*Written request*:
Restate the data below word for word. Skip any images it contains.

*Record set*:
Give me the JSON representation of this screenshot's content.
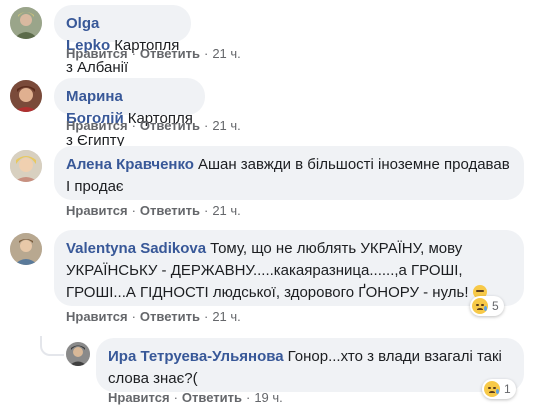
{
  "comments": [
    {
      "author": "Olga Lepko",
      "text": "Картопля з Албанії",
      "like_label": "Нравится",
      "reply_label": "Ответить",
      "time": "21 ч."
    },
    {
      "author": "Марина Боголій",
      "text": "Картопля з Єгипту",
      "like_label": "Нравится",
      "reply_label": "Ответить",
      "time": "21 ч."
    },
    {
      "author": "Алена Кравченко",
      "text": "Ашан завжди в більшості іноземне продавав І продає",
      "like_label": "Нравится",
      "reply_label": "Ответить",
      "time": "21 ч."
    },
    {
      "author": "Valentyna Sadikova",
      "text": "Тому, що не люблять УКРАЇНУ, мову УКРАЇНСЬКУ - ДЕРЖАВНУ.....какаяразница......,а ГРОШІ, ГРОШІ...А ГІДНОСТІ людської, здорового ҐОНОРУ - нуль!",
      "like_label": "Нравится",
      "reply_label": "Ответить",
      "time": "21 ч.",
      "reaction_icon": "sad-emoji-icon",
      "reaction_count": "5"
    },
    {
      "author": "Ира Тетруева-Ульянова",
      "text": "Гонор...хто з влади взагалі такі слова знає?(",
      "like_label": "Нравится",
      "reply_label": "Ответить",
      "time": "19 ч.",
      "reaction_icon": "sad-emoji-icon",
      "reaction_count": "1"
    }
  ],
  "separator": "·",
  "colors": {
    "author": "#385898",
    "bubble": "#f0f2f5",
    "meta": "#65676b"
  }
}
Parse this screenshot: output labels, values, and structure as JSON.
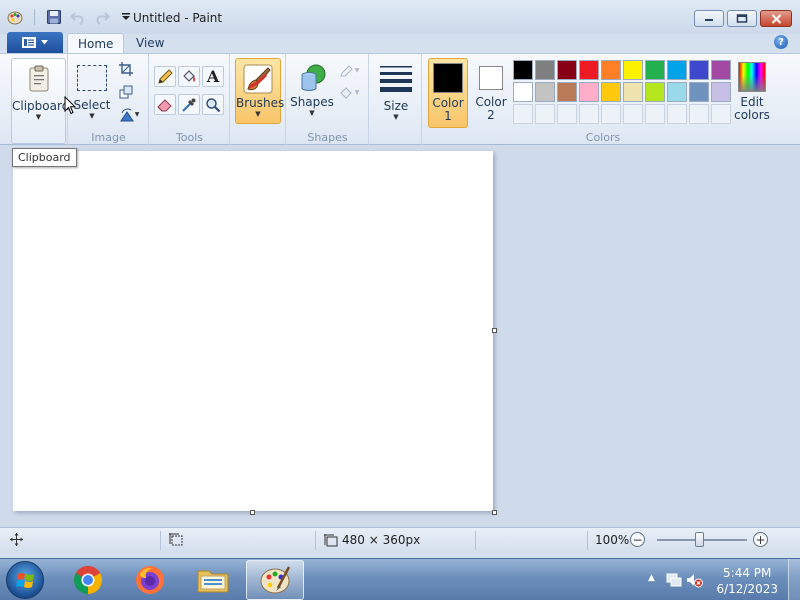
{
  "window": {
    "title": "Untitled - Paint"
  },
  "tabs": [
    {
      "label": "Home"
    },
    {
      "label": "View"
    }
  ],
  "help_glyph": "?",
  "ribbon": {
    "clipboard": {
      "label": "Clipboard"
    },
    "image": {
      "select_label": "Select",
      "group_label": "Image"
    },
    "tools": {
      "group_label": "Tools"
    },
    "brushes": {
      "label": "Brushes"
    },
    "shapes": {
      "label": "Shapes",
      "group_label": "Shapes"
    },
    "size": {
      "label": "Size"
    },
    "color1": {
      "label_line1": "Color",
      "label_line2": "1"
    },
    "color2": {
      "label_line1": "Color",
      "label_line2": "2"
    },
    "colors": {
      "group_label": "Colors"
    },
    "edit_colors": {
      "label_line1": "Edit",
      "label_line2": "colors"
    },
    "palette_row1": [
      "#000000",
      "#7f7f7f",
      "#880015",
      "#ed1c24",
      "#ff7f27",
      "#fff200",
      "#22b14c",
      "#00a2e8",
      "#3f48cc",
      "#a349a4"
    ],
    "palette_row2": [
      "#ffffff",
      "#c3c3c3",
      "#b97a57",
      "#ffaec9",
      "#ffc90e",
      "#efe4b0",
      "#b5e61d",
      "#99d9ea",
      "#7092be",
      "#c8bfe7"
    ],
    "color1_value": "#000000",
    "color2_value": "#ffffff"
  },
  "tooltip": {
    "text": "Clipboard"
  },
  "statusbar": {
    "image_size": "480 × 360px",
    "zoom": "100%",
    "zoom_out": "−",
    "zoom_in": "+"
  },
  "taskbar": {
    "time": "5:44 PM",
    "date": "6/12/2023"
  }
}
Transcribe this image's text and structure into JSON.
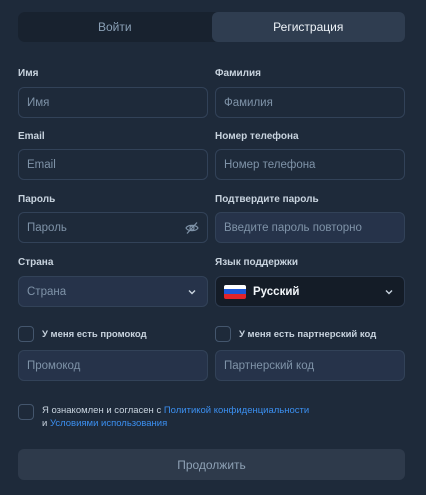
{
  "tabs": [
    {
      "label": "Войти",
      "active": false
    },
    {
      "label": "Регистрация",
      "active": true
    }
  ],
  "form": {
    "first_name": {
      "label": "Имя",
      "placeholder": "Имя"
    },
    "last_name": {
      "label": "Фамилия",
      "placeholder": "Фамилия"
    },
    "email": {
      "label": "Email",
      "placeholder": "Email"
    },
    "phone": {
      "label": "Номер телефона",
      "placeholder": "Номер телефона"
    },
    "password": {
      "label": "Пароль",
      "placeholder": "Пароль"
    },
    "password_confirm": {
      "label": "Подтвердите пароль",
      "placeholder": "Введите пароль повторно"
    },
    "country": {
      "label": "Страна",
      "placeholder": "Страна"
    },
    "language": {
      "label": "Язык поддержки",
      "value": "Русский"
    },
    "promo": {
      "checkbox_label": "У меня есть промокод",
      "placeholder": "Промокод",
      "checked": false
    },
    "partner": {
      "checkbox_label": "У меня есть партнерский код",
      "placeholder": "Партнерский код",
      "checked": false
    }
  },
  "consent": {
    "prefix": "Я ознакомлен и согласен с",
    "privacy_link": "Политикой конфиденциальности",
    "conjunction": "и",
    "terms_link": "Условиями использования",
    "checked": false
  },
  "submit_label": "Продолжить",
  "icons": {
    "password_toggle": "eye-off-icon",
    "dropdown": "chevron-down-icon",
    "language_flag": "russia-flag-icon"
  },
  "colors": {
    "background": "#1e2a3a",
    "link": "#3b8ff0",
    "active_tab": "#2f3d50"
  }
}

*Solution below*:
Give me the JSON representation of this screenshot's content.
{
  "comments": [
    {
      "author": "Olga Lepko",
      "text": "Картопля з Албанії",
      "like_label": "Нравится",
      "reply_label": "Ответить",
      "time": "21 ч."
    },
    {
      "author": "Марина Боголій",
      "text": "Картопля з Єгипту",
      "like_label": "Нравится",
      "reply_label": "Ответить",
      "time": "21 ч."
    },
    {
      "author": "Алена Кравченко",
      "text": "Ашан завжди в більшості іноземне продавав І продає",
      "like_label": "Нравится",
      "reply_label": "Ответить",
      "time": "21 ч."
    },
    {
      "author": "Valentyna Sadikova",
      "text": "Тому, що не люблять УКРАЇНУ, мову УКРАЇНСЬКУ - ДЕРЖАВНУ.....какаяразница......,а ГРОШІ, ГРОШІ...А ГІДНОСТІ людської, здорового ҐОНОРУ - нуль!",
      "like_label": "Нравится",
      "reply_label": "Ответить",
      "time": "21 ч.",
      "reaction_icon": "sad-emoji-icon",
      "reaction_count": "5"
    },
    {
      "author": "Ира Тетруева-Ульянова",
      "text": "Гонор...хто з влади взагалі такі слова знає?(",
      "like_label": "Нравится",
      "reply_label": "Ответить",
      "time": "19 ч.",
      "reaction_icon": "sad-emoji-icon",
      "reaction_count": "1"
    }
  ],
  "separator": "·",
  "colors": {
    "author": "#385898",
    "bubble": "#f0f2f5",
    "meta": "#65676b"
  }
}
Parse this screenshot: output labels, values, and structure as JSON.
{
  "window": {
    "title": "Untitled - Paint"
  },
  "tabs": [
    {
      "label": "Home"
    },
    {
      "label": "View"
    }
  ],
  "help_glyph": "?",
  "ribbon": {
    "clipboard": {
      "label": "Clipboard"
    },
    "image": {
      "select_label": "Select",
      "group_label": "Image"
    },
    "tools": {
      "group_label": "Tools"
    },
    "brushes": {
      "label": "Brushes"
    },
    "shapes": {
      "label": "Shapes",
      "group_label": "Shapes"
    },
    "size": {
      "label": "Size"
    },
    "color1": {
      "label_line1": "Color",
      "label_line2": "1"
    },
    "color2": {
      "label_line1": "Color",
      "label_line2": "2"
    },
    "colors": {
      "group_label": "Colors"
    },
    "edit_colors": {
      "label_line1": "Edit",
      "label_line2": "colors"
    },
    "palette_row1": [
      "#000000",
      "#7f7f7f",
      "#880015",
      "#ed1c24",
      "#ff7f27",
      "#fff200",
      "#22b14c",
      "#00a2e8",
      "#3f48cc",
      "#a349a4"
    ],
    "palette_row2": [
      "#ffffff",
      "#c3c3c3",
      "#b97a57",
      "#ffaec9",
      "#ffc90e",
      "#efe4b0",
      "#b5e61d",
      "#99d9ea",
      "#7092be",
      "#c8bfe7"
    ],
    "color1_value": "#000000",
    "color2_value": "#ffffff"
  },
  "tooltip": {
    "text": "Clipboard"
  },
  "statusbar": {
    "image_size": "480 × 360px",
    "zoom": "100%",
    "zoom_out": "−",
    "zoom_in": "+"
  },
  "taskbar": {
    "time": "5:44 PM",
    "date": "6/12/2023"
  }
}
Transcribe this image's text and structure into JSON.
{
  "tabs": [
    {
      "label": "Войти",
      "active": false
    },
    {
      "label": "Регистрация",
      "active": true
    }
  ],
  "form": {
    "first_name": {
      "label": "Имя",
      "placeholder": "Имя"
    },
    "last_name": {
      "label": "Фамилия",
      "placeholder": "Фамилия"
    },
    "email": {
      "label": "Email",
      "placeholder": "Email"
    },
    "phone": {
      "label": "Номер телефона",
      "placeholder": "Номер телефона"
    },
    "password": {
      "label": "Пароль",
      "placeholder": "Пароль"
    },
    "password_confirm": {
      "label": "Подтвердите пароль",
      "placeholder": "Введите пароль повторно"
    },
    "country": {
      "label": "Страна",
      "placeholder": "Страна"
    },
    "language": {
      "label": "Язык поддержки",
      "value": "Русский"
    },
    "promo": {
      "checkbox_label": "У меня есть промокод",
      "placeholder": "Промокод",
      "checked": false
    },
    "partner": {
      "checkbox_label": "У меня есть партнерский код",
      "placeholder": "Партнерский код",
      "checked": false
    }
  },
  "consent": {
    "prefix": "Я ознакомлен и согласен с",
    "privacy_link": "Политикой конфиденциальности",
    "conjunction": "и",
    "terms_link": "Условиями использования",
    "checked": false
  },
  "submit_label": "Продолжить",
  "icons": {
    "password_toggle": "eye-off-icon",
    "dropdown": "chevron-down-icon",
    "language_flag": "russia-flag-icon"
  },
  "colors": {
    "background": "#1e2a3a",
    "link": "#3b8ff0",
    "active_tab": "#2f3d50"
  }
}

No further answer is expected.